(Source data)
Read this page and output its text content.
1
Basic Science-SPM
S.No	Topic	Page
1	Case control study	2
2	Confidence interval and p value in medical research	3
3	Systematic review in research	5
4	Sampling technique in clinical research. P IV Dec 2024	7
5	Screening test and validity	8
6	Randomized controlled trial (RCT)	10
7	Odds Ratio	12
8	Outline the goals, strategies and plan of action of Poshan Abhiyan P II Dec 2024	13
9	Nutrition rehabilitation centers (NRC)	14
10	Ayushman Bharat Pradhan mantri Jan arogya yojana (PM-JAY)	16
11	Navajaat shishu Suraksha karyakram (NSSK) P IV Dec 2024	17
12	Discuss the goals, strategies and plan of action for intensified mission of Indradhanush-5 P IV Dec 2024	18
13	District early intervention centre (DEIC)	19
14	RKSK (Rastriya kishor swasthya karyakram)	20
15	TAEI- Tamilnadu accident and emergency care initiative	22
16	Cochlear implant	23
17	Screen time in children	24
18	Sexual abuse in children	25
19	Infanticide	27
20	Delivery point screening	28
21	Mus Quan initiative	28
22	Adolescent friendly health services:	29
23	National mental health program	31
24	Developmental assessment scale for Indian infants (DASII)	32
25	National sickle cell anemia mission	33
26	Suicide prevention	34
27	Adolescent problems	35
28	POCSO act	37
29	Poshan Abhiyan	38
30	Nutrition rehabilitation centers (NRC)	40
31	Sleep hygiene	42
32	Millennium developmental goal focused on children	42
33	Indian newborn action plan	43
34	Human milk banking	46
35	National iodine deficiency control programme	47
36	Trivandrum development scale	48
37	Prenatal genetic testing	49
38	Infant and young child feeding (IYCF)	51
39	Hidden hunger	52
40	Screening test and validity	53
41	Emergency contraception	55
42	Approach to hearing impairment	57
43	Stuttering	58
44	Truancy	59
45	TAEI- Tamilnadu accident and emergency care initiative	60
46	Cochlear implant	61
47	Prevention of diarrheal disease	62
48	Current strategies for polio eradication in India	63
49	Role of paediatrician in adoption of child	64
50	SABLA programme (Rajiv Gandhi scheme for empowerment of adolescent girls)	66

## Job
Report only the number of lines in the listing that contain the word "rehabilitation".

## Solution to the exercise
2